## Begin Materials provided
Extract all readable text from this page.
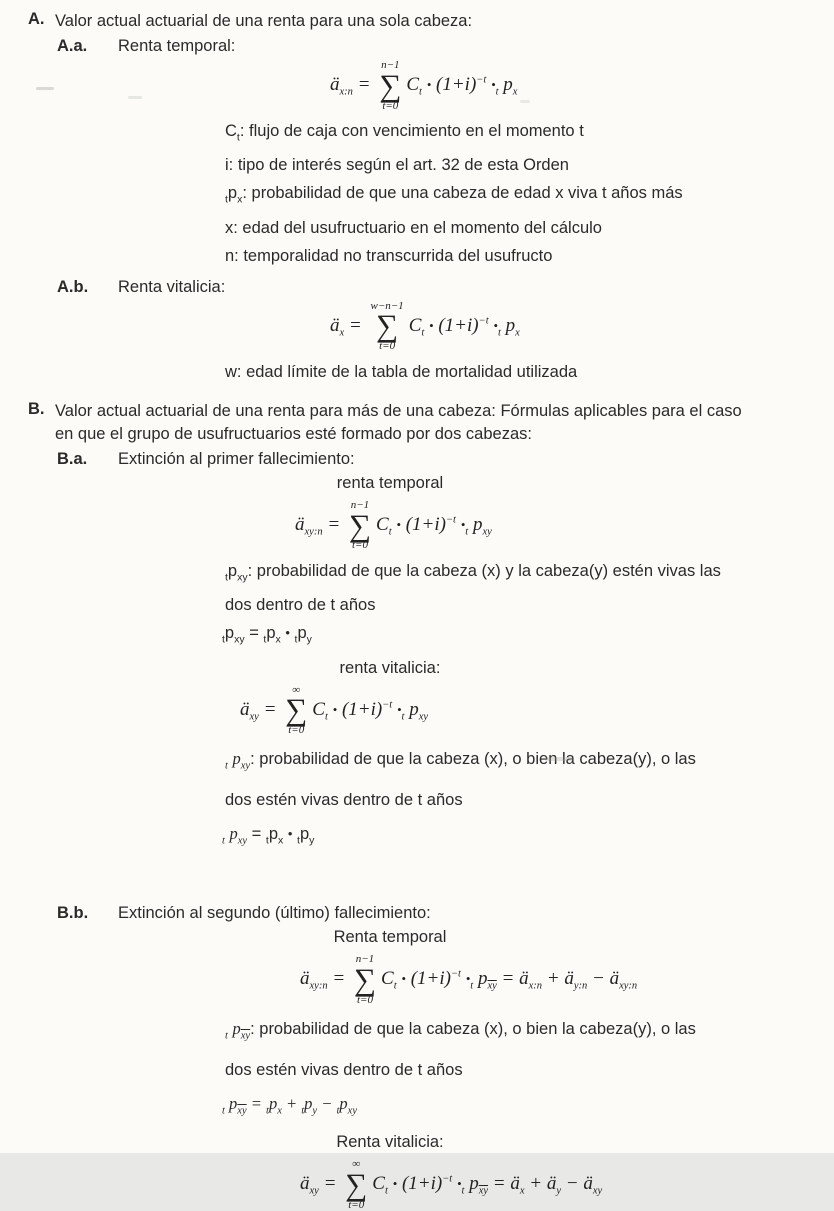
A. Valor actual actuarial de una renta para una sola cabeza:
A.a.	Renta temporal:
$ä_{x:n}$ =
n−1
∑
t=0
$C_t$ • $(1+i)^{-t}$ $•_t$ $p_x$
$C_t$: flujo de caja con vencimiento en el momento t
i: tipo de interés según el art. 32 de esta Orden
$_tp_x$: probabilidad de que una cabeza de edad x viva t años más
x: edad del usufructuario en el momento del cálculo
n: temporalidad no transcurrida del usufructo
A.b.	Renta vitalicia:
$ä_x$ =
w−n−1
∑
t=0
$C_t$ • $(1+i)^{-t}$ $•_t$ $p_x$
w: edad límite de la tabla de mortalidad utilizada
B. Valor actual actuarial de una renta para más de una cabeza: Fórmulas aplicables para el caso
en que el grupo de usufructuarios esté formado por dos cabezas:
B.a.	Extinción al primer fallecimiento:
renta temporal
$ä_{xy:n}$ =
n−1
∑
t=0
$C_t$ • $(1+i)^{-t}$ $•_t$ $p_{xy}$
$_tp_{xy}$: probabilidad de que la cabeza (x) y la cabeza(y) estén vivas las
dos dentro de t años
$_tp_{xy} = _tp_x$ • $_tp_y$
renta vitalicia:
$ä_{xy}$ =
∞
∑
t=0
$C_t$ • $(1+i)^{-t}$ $•_t$ $p_{xy}$
$_t$ $p_{xy}$: probabilidad de que la cabeza (x), o bien la cabeza(y), o las
dos estén vivas dentro de t años
$_t$ $p_{xy} = _tp_x$ • $_tp_y$
B.b.	Extinción al segundo (último) fallecimiento:
Renta temporal
$ä_{xy:n}$ =
n−1
∑
t=0
$C_t$ • $(1+i)^{-t}$ $•_t$ $p_{\overline{xy}}$ = $ä_{x:n}$ + $ä_{y:n}$ − $ä_{xy:n}$
$_t$ $p_{\overline{xy}}$: probabilidad de que la cabeza (x), o bien la cabeza(y), o las
dos estén vivas dentro de t años
$_t$ $p_{\overline{xy}} = _tp_x + _tp_y - _tp_{xy}$
Renta vitalicia:
$ä_{xy}$ =
∞
∑
t=0
$C_t$ • $(1+i)^{-t}$ $•_t$ $p_{\overline{xy}}$ = $ä_x$ + $ä_y$ − $ä_{xy}$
## End Materials provided
*Task prompt:* Across the material above, how many lines include the string "probabilidad"? Only the number is wanted.

*Worked solution:* 4